• What is being asked
Output the following entries verbatim, from the first line up to and including the line containing "73, 854, 90]".
## start Listed entries
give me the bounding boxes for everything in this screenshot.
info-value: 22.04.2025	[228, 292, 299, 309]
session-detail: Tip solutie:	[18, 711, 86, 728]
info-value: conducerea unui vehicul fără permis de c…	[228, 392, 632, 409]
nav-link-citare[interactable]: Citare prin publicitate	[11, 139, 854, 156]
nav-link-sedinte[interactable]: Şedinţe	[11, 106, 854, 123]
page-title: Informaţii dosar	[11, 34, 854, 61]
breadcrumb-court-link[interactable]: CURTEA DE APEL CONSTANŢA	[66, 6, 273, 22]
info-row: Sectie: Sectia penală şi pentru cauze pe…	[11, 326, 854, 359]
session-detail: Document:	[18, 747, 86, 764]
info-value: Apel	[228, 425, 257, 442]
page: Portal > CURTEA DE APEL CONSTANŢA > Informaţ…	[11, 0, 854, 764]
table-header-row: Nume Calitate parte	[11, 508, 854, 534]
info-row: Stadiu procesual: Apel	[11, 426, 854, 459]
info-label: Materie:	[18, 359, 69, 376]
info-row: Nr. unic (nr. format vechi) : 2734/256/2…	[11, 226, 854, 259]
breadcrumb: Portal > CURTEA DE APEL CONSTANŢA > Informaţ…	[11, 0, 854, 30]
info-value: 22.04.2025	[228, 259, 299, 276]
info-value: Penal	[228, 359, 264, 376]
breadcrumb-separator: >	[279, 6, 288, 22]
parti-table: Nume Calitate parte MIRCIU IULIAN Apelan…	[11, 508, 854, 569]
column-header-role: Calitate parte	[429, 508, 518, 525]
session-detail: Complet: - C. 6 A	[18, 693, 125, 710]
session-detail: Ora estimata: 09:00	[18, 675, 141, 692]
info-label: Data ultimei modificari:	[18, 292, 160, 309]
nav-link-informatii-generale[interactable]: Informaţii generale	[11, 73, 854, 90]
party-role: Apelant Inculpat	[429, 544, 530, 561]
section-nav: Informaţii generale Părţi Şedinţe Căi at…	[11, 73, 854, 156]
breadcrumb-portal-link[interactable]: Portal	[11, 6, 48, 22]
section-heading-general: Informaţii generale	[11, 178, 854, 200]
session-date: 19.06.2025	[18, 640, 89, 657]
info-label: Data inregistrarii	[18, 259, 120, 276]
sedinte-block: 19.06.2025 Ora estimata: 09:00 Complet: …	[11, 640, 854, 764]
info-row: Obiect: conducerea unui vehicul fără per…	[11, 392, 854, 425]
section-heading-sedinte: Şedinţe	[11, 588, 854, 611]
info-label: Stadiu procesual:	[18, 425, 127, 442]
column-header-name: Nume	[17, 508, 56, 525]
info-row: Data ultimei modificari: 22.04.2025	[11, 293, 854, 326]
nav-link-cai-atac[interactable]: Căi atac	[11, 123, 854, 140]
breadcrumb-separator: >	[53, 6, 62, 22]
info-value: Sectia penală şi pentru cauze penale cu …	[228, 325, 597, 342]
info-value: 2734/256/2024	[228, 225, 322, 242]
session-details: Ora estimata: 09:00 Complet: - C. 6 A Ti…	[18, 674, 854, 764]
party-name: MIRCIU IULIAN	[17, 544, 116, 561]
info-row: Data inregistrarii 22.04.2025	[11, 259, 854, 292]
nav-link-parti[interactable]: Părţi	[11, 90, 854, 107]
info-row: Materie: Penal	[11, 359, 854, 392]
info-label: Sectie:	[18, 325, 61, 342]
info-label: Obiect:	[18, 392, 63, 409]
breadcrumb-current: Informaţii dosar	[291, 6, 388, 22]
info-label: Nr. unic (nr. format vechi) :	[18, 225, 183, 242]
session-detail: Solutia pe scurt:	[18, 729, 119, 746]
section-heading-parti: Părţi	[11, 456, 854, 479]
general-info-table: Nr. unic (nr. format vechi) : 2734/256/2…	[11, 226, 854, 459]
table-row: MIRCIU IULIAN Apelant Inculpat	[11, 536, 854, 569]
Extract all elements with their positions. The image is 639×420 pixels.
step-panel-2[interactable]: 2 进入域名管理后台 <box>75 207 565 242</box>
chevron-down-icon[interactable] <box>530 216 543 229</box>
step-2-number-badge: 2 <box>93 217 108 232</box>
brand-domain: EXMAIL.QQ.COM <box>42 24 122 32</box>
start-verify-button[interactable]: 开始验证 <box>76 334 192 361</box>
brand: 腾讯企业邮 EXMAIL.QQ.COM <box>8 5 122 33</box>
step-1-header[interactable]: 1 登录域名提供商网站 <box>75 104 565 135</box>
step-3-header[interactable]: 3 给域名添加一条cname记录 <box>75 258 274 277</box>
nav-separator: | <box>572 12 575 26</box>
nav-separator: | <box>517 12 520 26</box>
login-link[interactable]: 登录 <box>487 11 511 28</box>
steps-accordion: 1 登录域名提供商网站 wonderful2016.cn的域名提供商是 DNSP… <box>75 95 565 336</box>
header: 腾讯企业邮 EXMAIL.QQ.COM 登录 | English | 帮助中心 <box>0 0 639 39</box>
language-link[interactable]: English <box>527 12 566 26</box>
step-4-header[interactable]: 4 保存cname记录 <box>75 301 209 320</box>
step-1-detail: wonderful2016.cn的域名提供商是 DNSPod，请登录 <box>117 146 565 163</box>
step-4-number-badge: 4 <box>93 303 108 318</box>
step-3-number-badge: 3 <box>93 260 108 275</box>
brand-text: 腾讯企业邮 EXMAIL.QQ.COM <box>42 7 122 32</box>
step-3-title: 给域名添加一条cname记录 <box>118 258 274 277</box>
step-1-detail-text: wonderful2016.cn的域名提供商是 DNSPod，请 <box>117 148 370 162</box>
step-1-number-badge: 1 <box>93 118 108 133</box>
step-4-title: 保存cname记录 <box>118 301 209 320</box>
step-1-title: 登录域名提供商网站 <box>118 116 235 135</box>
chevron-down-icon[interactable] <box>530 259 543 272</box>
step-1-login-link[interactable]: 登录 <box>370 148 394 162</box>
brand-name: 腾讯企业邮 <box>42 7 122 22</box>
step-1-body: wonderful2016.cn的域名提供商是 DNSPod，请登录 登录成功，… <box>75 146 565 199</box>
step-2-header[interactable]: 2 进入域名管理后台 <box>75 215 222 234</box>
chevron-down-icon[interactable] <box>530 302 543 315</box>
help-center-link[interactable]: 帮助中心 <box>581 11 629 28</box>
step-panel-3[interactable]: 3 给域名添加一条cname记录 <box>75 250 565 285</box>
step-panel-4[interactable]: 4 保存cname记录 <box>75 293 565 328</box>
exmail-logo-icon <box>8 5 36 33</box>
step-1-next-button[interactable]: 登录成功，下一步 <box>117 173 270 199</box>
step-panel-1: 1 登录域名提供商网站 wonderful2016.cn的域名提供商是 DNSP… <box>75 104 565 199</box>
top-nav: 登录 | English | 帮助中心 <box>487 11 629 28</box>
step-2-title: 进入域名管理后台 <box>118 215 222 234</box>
## end Listed entries
• Answer
give me the bounding boxes for everything in this screenshot.
info-value: 22.04.2025	[228, 292, 299, 309]
session-detail: Tip solutie:	[18, 711, 86, 728]
info-value: conducerea unui vehicul fără permis de c…	[228, 392, 632, 409]
nav-link-citare[interactable]: Citare prin publicitate	[11, 139, 854, 156]
nav-link-sedinte[interactable]: Şedinţe	[11, 106, 854, 123]
page-title: Informaţii dosar	[11, 34, 854, 61]
breadcrumb-court-link[interactable]: CURTEA DE APEL CONSTANŢA	[66, 6, 273, 22]
info-row: Sectie: Sectia penală şi pentru cauze pe…	[11, 326, 854, 359]
session-detail: Document:	[18, 747, 86, 764]
info-value: Apel	[228, 425, 257, 442]
page: Portal > CURTEA DE APEL CONSTANŢA > Informaţ…	[11, 0, 854, 764]
table-header-row: Nume Calitate parte	[11, 508, 854, 534]
info-row: Stadiu procesual: Apel	[11, 426, 854, 459]
info-label: Materie:	[18, 359, 69, 376]
info-row: Nr. unic (nr. format vechi) : 2734/256/2…	[11, 226, 854, 259]
breadcrumb: Portal > CURTEA DE APEL CONSTANŢA > Informaţ…	[11, 0, 854, 30]
info-value: 22.04.2025	[228, 259, 299, 276]
info-value: Penal	[228, 359, 264, 376]
breadcrumb-separator: >	[279, 6, 288, 22]
parti-table: Nume Calitate parte MIRCIU IULIAN Apelan…	[11, 508, 854, 569]
column-header-role: Calitate parte	[429, 508, 518, 525]
session-detail: Complet: - C. 6 A	[18, 693, 125, 710]
session-detail: Ora estimata: 09:00	[18, 675, 141, 692]
info-label: Data ultimei modificari:	[18, 292, 160, 309]
nav-link-informatii-generale[interactable]: Informaţii generale	[11, 73, 854, 90]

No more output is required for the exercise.